**What to produce:**
Work through the following lines and count those that hold the word "background". Reply with that number only.

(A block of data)

◆ ◆ ◆

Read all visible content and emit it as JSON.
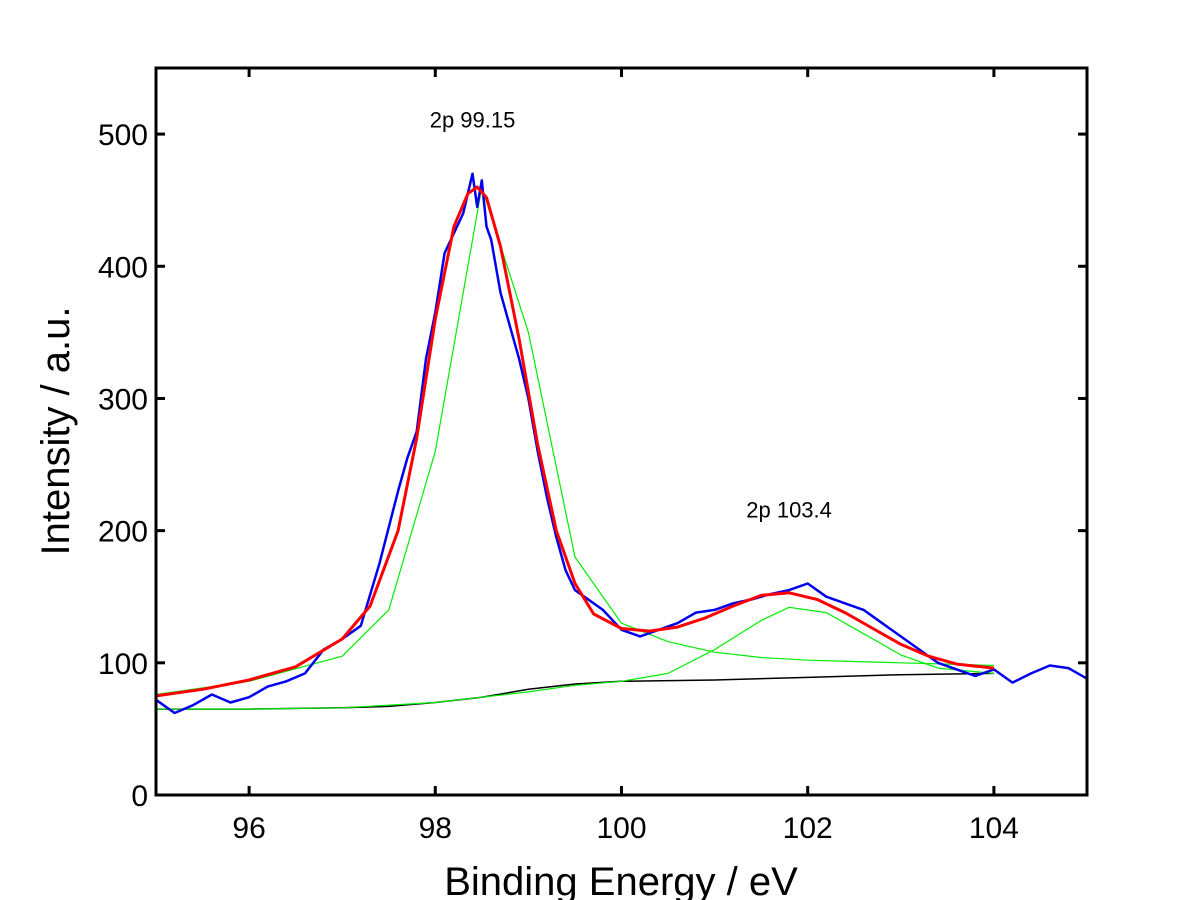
{
  "chart_data": {
    "type": "line",
    "xlabel": "Binding Energy / eV",
    "ylabel": "Intensity / a.u.",
    "xlim": [
      95,
      105
    ],
    "ylim": [
      0,
      550
    ],
    "x_ticks": [
      96,
      98,
      100,
      102,
      104
    ],
    "y_ticks": [
      0,
      100,
      200,
      300,
      400,
      500
    ],
    "grid": false,
    "legend": "none",
    "annotations": [
      {
        "text": "2p 99.15",
        "x": 98.4,
        "y": 505
      },
      {
        "text": "2p 103.4",
        "x": 101.8,
        "y": 210
      }
    ],
    "colors": {
      "raw": "#0000ee",
      "envelope": "#ff0000",
      "components": "#00ee00",
      "background": "#000000"
    },
    "series": [
      {
        "role": "raw",
        "x": [
          95.0,
          95.2,
          95.4,
          95.6,
          95.8,
          96.0,
          96.2,
          96.4,
          96.6,
          96.8,
          97.0,
          97.2,
          97.4,
          97.6,
          97.7,
          97.8,
          97.9,
          98.0,
          98.1,
          98.2,
          98.3,
          98.4,
          98.45,
          98.5,
          98.55,
          98.6,
          98.7,
          98.8,
          98.9,
          99.0,
          99.1,
          99.2,
          99.3,
          99.4,
          99.5,
          99.6,
          99.8,
          100.0,
          100.2,
          100.4,
          100.6,
          100.8,
          101.0,
          101.2,
          101.4,
          101.6,
          101.8,
          102.0,
          102.2,
          102.4,
          102.6,
          102.8,
          103.0,
          103.2,
          103.4,
          103.6,
          103.8,
          104.0,
          104.2,
          104.4,
          104.6,
          104.8,
          105.0
        ],
        "values": [
          72,
          62,
          68,
          76,
          70,
          74,
          82,
          86,
          92,
          110,
          118,
          128,
          175,
          230,
          255,
          275,
          330,
          365,
          410,
          425,
          440,
          470,
          445,
          465,
          430,
          420,
          380,
          355,
          330,
          300,
          260,
          225,
          195,
          170,
          155,
          150,
          140,
          125,
          120,
          125,
          130,
          138,
          140,
          145,
          148,
          152,
          155,
          160,
          150,
          145,
          140,
          130,
          120,
          110,
          100,
          95,
          90,
          95,
          85,
          92,
          98,
          96,
          88
        ]
      },
      {
        "role": "envelope",
        "x": [
          95.0,
          95.5,
          96.0,
          96.5,
          97.0,
          97.3,
          97.6,
          97.8,
          98.0,
          98.2,
          98.35,
          98.45,
          98.55,
          98.7,
          98.9,
          99.1,
          99.3,
          99.5,
          99.7,
          100.0,
          100.3,
          100.6,
          100.9,
          101.2,
          101.5,
          101.8,
          102.1,
          102.4,
          102.7,
          103.0,
          103.3,
          103.6,
          104.0
        ],
        "values": [
          75,
          80,
          87,
          97,
          118,
          143,
          200,
          270,
          360,
          430,
          455,
          460,
          452,
          415,
          345,
          265,
          200,
          160,
          137,
          126,
          124,
          127,
          134,
          143,
          151,
          153,
          148,
          138,
          126,
          114,
          105,
          99,
          96
        ]
      },
      {
        "role": "component",
        "x": [
          95.0,
          96.0,
          97.0,
          97.5,
          98.0,
          98.5,
          99.0,
          99.5,
          100.0,
          100.5,
          101.0,
          101.5,
          102.0,
          102.5,
          103.0,
          103.5,
          104.0
        ],
        "values": [
          76,
          86,
          105,
          140,
          260,
          460,
          350,
          180,
          130,
          116,
          108,
          104,
          102,
          101,
          100,
          99,
          98
        ]
      },
      {
        "role": "component",
        "x": [
          95.0,
          96.0,
          97.0,
          98.0,
          98.5,
          99.0,
          99.5,
          100.0,
          100.5,
          101.0,
          101.5,
          101.8,
          102.2,
          102.6,
          103.0,
          103.4,
          104.0
        ],
        "values": [
          65,
          65,
          66,
          70,
          74,
          78,
          83,
          86,
          92,
          110,
          132,
          142,
          138,
          122,
          106,
          96,
          92
        ]
      },
      {
        "role": "background",
        "x": [
          95.0,
          96.0,
          97.0,
          97.5,
          98.0,
          98.5,
          99.0,
          99.5,
          100.0,
          101.0,
          102.0,
          103.0,
          104.0
        ],
        "values": [
          65,
          65,
          66,
          67,
          70,
          74,
          80,
          84,
          86,
          87,
          89,
          91,
          92
        ]
      }
    ]
  }
}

◆ ◆ ◆

**The reply:**
2